BEGIN SOURCE DATA

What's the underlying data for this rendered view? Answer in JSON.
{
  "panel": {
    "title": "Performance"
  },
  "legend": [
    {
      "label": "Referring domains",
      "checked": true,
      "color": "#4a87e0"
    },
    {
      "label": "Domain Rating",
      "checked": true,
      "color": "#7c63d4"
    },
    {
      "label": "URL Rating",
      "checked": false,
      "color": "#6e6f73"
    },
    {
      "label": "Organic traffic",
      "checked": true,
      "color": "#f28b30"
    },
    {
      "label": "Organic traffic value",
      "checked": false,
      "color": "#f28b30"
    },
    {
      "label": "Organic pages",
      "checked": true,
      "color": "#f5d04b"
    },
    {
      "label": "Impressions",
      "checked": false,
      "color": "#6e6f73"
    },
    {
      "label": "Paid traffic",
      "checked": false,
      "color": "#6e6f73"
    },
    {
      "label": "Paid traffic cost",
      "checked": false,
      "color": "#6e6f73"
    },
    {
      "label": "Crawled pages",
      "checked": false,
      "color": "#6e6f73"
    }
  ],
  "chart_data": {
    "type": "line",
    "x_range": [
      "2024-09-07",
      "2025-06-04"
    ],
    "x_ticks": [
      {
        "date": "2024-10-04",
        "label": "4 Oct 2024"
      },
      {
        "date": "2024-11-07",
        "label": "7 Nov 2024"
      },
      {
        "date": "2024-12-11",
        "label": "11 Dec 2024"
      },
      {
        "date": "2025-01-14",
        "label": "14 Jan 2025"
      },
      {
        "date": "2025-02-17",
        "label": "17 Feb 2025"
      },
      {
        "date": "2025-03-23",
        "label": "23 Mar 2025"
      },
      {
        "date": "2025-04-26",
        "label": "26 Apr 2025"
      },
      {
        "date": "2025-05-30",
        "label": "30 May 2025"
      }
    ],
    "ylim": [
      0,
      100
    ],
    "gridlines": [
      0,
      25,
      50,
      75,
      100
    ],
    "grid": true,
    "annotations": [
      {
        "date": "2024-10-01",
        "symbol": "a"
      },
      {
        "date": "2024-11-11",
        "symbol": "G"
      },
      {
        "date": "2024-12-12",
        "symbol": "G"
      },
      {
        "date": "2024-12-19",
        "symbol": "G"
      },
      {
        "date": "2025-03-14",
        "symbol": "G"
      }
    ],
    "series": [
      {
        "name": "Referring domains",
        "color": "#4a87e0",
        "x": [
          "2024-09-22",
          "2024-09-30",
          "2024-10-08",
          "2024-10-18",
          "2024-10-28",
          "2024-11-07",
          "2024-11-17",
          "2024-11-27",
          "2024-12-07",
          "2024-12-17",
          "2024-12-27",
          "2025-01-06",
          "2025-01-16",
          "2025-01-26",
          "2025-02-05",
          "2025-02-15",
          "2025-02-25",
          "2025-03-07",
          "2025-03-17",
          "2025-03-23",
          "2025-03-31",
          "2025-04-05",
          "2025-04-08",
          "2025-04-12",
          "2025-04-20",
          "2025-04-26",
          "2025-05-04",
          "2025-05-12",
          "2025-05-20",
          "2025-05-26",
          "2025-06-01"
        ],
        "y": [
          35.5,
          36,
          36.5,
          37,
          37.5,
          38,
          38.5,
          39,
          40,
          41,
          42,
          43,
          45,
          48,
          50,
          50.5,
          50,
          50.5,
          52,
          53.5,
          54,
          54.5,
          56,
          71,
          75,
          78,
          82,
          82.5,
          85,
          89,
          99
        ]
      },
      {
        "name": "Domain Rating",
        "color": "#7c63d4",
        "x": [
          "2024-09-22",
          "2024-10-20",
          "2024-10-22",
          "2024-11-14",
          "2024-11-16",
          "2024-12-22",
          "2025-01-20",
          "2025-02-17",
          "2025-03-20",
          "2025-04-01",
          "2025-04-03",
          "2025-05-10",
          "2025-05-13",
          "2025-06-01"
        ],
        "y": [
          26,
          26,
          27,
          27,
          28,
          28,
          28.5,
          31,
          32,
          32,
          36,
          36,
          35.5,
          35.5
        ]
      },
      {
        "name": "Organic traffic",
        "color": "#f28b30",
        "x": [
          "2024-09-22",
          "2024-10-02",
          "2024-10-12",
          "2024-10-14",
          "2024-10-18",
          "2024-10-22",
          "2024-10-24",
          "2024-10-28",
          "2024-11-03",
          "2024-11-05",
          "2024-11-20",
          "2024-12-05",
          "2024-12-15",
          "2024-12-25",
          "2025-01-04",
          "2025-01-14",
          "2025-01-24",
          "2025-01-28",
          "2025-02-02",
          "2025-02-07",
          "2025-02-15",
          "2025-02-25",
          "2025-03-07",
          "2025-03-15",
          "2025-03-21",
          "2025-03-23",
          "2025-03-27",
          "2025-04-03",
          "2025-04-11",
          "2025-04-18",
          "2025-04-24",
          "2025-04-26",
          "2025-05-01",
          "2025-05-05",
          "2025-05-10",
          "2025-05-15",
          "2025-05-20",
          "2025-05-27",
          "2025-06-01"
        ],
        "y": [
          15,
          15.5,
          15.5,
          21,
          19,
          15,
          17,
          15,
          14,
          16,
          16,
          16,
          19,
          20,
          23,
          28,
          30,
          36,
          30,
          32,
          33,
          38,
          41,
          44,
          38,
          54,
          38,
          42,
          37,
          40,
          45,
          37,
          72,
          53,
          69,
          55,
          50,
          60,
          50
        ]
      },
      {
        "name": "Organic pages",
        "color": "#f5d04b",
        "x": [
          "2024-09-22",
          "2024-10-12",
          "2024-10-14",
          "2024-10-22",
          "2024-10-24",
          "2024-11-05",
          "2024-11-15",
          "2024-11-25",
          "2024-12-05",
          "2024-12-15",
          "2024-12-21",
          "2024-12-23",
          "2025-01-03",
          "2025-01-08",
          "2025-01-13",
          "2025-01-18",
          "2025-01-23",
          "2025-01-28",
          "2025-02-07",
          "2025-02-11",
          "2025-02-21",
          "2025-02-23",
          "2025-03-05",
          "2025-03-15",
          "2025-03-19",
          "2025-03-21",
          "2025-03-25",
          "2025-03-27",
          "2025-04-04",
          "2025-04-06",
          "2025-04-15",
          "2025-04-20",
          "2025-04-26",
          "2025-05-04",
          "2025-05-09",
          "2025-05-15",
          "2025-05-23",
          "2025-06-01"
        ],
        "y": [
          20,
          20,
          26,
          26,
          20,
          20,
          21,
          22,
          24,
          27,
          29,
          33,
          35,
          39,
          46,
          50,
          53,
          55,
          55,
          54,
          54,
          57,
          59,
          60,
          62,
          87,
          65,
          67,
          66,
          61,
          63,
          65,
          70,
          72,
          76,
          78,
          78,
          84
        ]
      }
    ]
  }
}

END SOURCE DATA

Each line of the material above needs to be quoted exactly, please.

What's the underlying data for this rendered view? Answer in JSON.
{
  "panel": {
    "title": "Performance"
  },
  "legend": [
    {
      "label": "Referring domains",
      "checked": true,
      "color": "#4a87e0"
    },
    {
      "label": "Domain Rating",
      "checked": true,
      "color": "#7c63d4"
    },
    {
      "label": "URL Rating",
      "checked": false,
      "color": "#6e6f73"
    },
    {
      "label": "Organic traffic",
      "checked": true,
      "color": "#f28b30"
    },
    {
      "label": "Organic traffic value",
      "checked": false,
      "color": "#f28b30"
    },
    {
      "label": "Organic pages",
      "checked": true,
      "color": "#f5d04b"
    },
    {
      "label": "Impressions",
      "checked": false,
      "color": "#6e6f73"
    },
    {
      "label": "Paid traffic",
      "checked": false,
      "color": "#6e6f73"
    },
    {
      "label": "Paid traffic cost",
      "checked": false,
      "color": "#6e6f73"
    },
    {
      "label": "Crawled pages",
      "checked": false,
      "color": "#6e6f73"
    }
  ],
  "chart_data": {
    "type": "line",
    "x_range": [
      "2024-09-07",
      "2025-06-04"
    ],
    "x_ticks": [
      {
        "date": "2024-10-04",
        "label": "4 Oct 2024"
      },
      {
        "date": "2024-11-07",
        "label": "7 Nov 2024"
      },
      {
        "date": "2024-12-11",
        "label": "11 Dec 2024"
      },
      {
        "date": "2025-01-14",
        "label": "14 Jan 2025"
      },
      {
        "date": "2025-02-17",
        "label": "17 Feb 2025"
      },
      {
        "date": "2025-03-23",
        "label": "23 Mar 2025"
      },
      {
        "date": "2025-04-26",
        "label": "26 Apr 2025"
      },
      {
        "date": "2025-05-30",
        "label": "30 May 2025"
      }
    ],
    "ylim": [
      0,
      100
    ],
    "gridlines": [
      0,
      25,
      50,
      75,
      100
    ],
    "grid": true,
    "annotations": [
      {
        "date": "2024-10-01",
        "symbol": "a"
      },
      {
        "date": "2024-11-11",
        "symbol": "G"
      },
      {
        "date": "2024-12-12",
        "symbol": "G"
      },
      {
        "date": "2024-12-19",
        "symbol": "G"
      },
      {
        "date": "2025-03-14",
        "symbol": "G"
      }
    ],
    "series": [
      {
        "name": "Referring domains",
        "color": "#4a87e0",
        "x": [
          "2024-09-22",
          "2024-09-30",
          "2024-10-08",
          "2024-10-18",
          "2024-10-28",
          "2024-11-07",
          "2024-11-17",
          "2024-11-27",
          "2024-12-07",
          "2024-12-17",
          "2024-12-27",
          "2025-01-06",
          "2025-01-16",
          "2025-01-26",
          "2025-02-05",
          "2025-02-15",
          "2025-02-25",
          "2025-03-07",
          "2025-03-17",
          "2025-03-23",
          "2025-03-31",
          "2025-04-05",
          "2025-04-08",
          "2025-04-12",
          "2025-04-20",
          "2025-04-26",
          "2025-05-04",
          "2025-05-12",
          "2025-05-20",
          "2025-05-26",
          "2025-06-01"
        ],
        "y": [
          35.5,
          36,
          36.5,
          37,
          37.5,
          38,
          38.5,
          39,
          40,
          41,
          42,
          43,
          45,
          48,
          50,
          50.5,
          50,
          50.5,
          52,
          53.5,
          54,
          54.5,
          56,
          71,
          75,
          78,
          82,
          82.5,
          85,
          89,
          99
        ]
      },
      {
        "name": "Domain Rating",
        "color": "#7c63d4",
        "x": [
          "2024-09-22",
          "2024-10-20",
          "2024-10-22",
          "2024-11-14",
          "2024-11-16",
          "2024-12-22",
          "2025-01-20",
          "2025-02-17",
          "2025-03-20",
          "2025-04-01",
          "2025-04-03",
          "2025-05-10",
          "2025-05-13",
          "2025-06-01"
        ],
        "y": [
          26,
          26,
          27,
          27,
          28,
          28,
          28.5,
          31,
          32,
          32,
          36,
          36,
          35.5,
          35.5
        ]
      },
      {
        "name": "Organic traffic",
        "color": "#f28b30",
        "x": [
          "2024-09-22",
          "2024-10-02",
          "2024-10-12",
          "2024-10-14",
          "2024-10-18",
          "2024-10-22",
          "2024-10-24",
          "2024-10-28",
          "2024-11-03",
          "2024-11-05",
          "2024-11-20",
          "2024-12-05",
          "2024-12-15",
          "2024-12-25",
          "2025-01-04",
          "2025-01-14",
          "2025-01-24",
          "2025-01-28",
          "2025-02-02",
          "2025-02-07",
          "2025-02-15",
          "2025-02-25",
          "2025-03-07",
          "2025-03-15",
          "2025-03-21",
          "2025-03-23",
          "2025-03-27",
          "2025-04-03",
          "2025-04-11",
          "2025-04-18",
          "2025-04-24",
          "2025-04-26",
          "2025-05-01",
          "2025-05-05",
          "2025-05-10",
          "2025-05-15",
          "2025-05-20",
          "2025-05-27",
          "2025-06-01"
        ],
        "y": [
          15,
          15.5,
          15.5,
          21,
          19,
          15,
          17,
          15,
          14,
          16,
          16,
          16,
          19,
          20,
          23,
          28,
          30,
          36,
          30,
          32,
          33,
          38,
          41,
          44,
          38,
          54,
          38,
          42,
          37,
          40,
          45,
          37,
          72,
          53,
          69,
          55,
          50,
          60,
          50
        ]
      },
      {
        "name": "Organic pages",
        "color": "#f5d04b",
        "x": [
          "2024-09-22",
          "2024-10-12",
          "2024-10-14",
          "2024-10-22",
          "2024-10-24",
          "2024-11-05",
          "2024-11-15",
          "2024-11-25",
          "2024-12-05",
          "2024-12-15",
          "2024-12-21",
          "2024-12-23",
          "2025-01-03",
          "2025-01-08",
          "2025-01-13",
          "2025-01-18",
          "2025-01-23",
          "2025-01-28",
          "2025-02-07",
          "2025-02-11",
          "2025-02-21",
          "2025-02-23",
          "2025-03-05",
          "2025-03-15",
          "2025-03-19",
          "2025-03-21",
          "2025-03-25",
          "2025-03-27",
          "2025-04-04",
          "2025-04-06",
          "2025-04-15",
          "2025-04-20",
          "2025-04-26",
          "2025-05-04",
          "2025-05-09",
          "2025-05-15",
          "2025-05-23",
          "2025-06-01"
        ],
        "y": [
          20,
          20,
          26,
          26,
          20,
          20,
          21,
          22,
          24,
          27,
          29,
          33,
          35,
          39,
          46,
          50,
          53,
          55,
          55,
          54,
          54,
          57,
          59,
          60,
          62,
          87,
          65,
          67,
          66,
          61,
          63,
          65,
          70,
          72,
          76,
          78,
          78,
          84
        ]
      }
    ]
  }
}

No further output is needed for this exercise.